• STATED GOAL: Quote the records in full and leave their pictures out.

Records from a data collection:
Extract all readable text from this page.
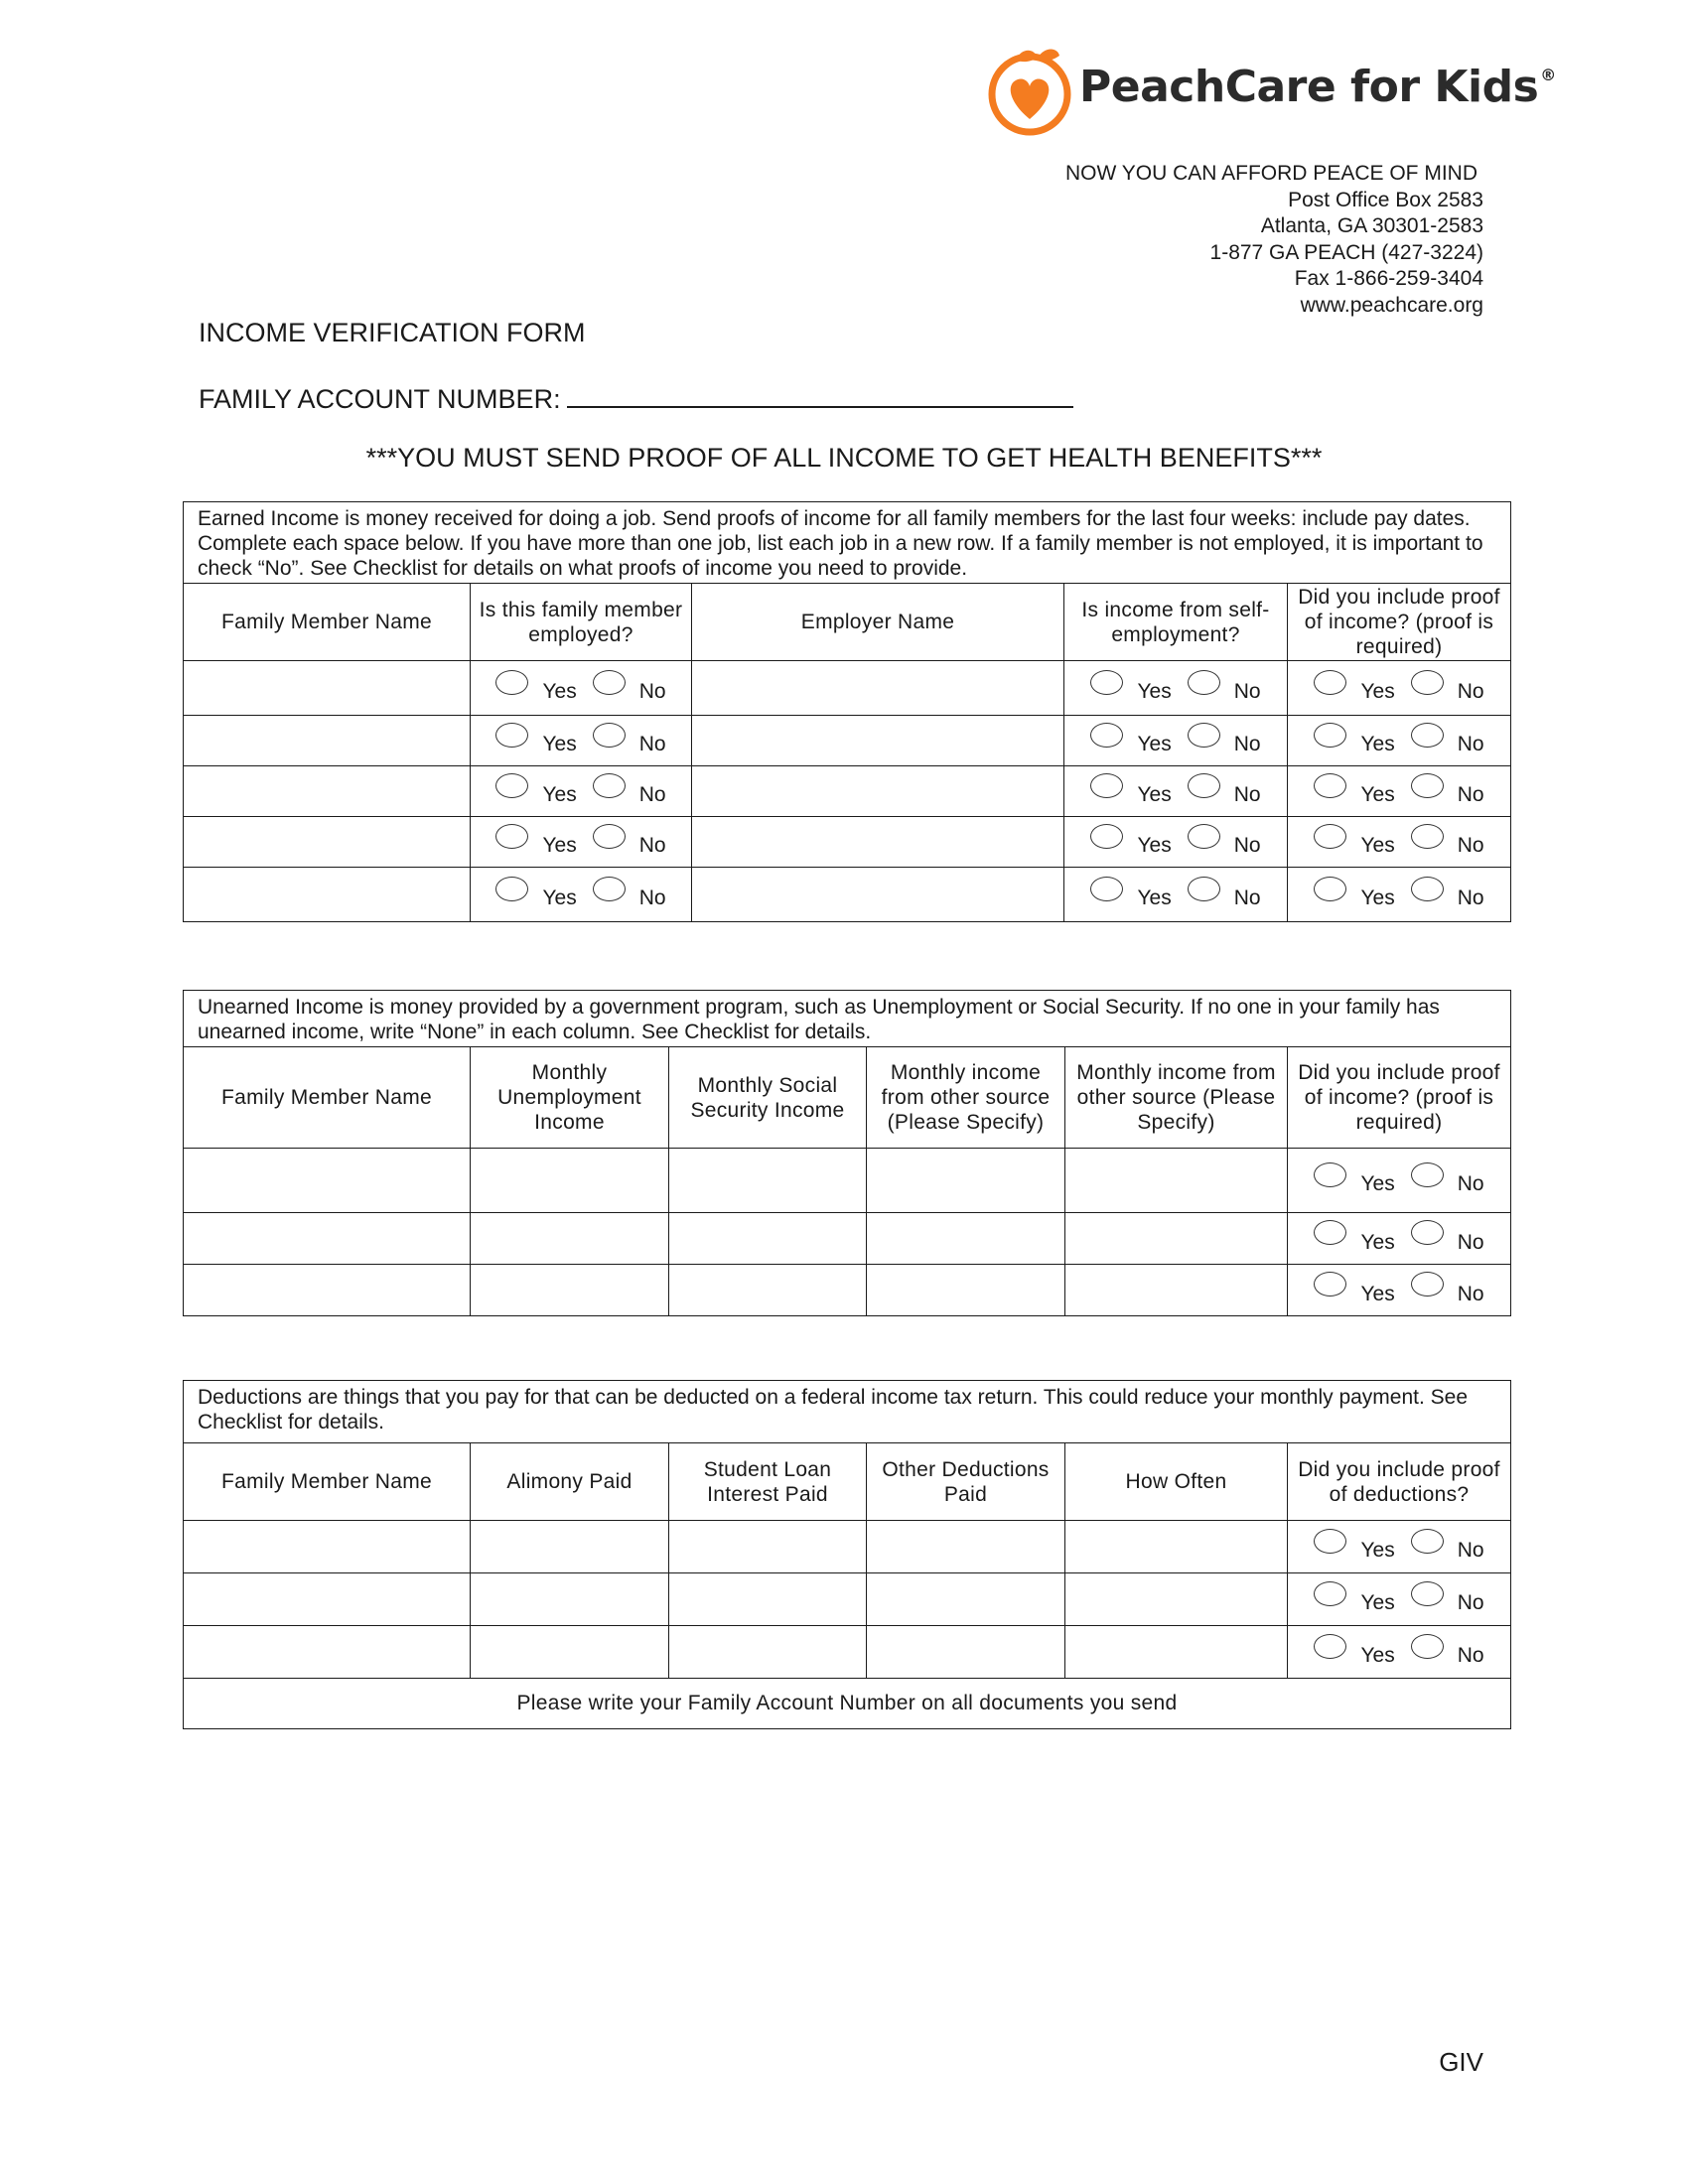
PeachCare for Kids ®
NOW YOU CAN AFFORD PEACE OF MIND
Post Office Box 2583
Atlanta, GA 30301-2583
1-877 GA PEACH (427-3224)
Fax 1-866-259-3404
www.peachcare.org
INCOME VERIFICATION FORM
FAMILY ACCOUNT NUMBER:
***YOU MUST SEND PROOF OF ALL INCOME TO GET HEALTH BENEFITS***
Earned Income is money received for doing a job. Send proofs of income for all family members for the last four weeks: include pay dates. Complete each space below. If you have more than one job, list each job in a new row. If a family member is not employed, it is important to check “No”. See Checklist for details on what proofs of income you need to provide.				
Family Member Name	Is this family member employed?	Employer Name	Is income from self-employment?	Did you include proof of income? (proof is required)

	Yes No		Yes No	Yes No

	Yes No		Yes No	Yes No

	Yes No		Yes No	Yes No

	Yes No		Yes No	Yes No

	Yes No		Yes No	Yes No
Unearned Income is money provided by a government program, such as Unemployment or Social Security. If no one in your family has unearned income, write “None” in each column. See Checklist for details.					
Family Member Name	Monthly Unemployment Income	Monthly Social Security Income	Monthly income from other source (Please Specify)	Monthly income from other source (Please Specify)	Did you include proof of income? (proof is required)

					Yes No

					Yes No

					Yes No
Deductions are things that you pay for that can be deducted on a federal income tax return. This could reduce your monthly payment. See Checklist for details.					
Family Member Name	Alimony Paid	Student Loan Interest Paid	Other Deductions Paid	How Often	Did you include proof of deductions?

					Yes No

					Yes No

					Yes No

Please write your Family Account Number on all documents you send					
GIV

• REPLY:
Extract all readable text from this page.
PeachCare for Kids ®
NOW YOU CAN AFFORD PEACE OF MIND
Post Office Box 2583
Atlanta, GA 30301-2583
1-877 GA PEACH (427-3224)
Fax 1-866-259-3404
www.peachcare.org
INCOME VERIFICATION FORM
FAMILY ACCOUNT NUMBER:
***YOU MUST SEND PROOF OF ALL INCOME TO GET HEALTH BENEFITS***
Earned Income is money received for doing a job. Send proofs of income for all family members for the last four weeks: include pay dates. Complete each space below. If you have more than one job, list each job in a new row. If a family member is not employed, it is important to check “No”. See Checklist for details on what proofs of income you need to provide.				
Family Member Name	Is this family member employed?	Employer Name	Is income from self-employment?	Did you include proof of income? (proof is required)

	Yes No		Yes No	Yes No

	Yes No		Yes No	Yes No

	Yes No		Yes No	Yes No

	Yes No		Yes No	Yes No

	Yes No		Yes No	Yes No
Unearned Income is money provided by a government program, such as Unemployment or Social Security. If no one in your family has unearned income, write “None” in each column. See Checklist for details.					
Family Member Name	Monthly Unemployment Income	Monthly Social Security Income	Monthly income from other source (Please Specify)	Monthly income from other source (Please Specify)	Did you include proof of income? (proof is required)

					Yes No

					Yes No

					Yes No
Deductions are things that you pay for that can be deducted on a federal income tax return. This could reduce your monthly payment. See Checklist for details.					
Family Member Name	Alimony Paid	Student Loan Interest Paid	Other Deductions Paid	How Often	Did you include proof of deductions?

					Yes No

					Yes No

					Yes No

Please write your Family Account Number on all documents you send					
GIV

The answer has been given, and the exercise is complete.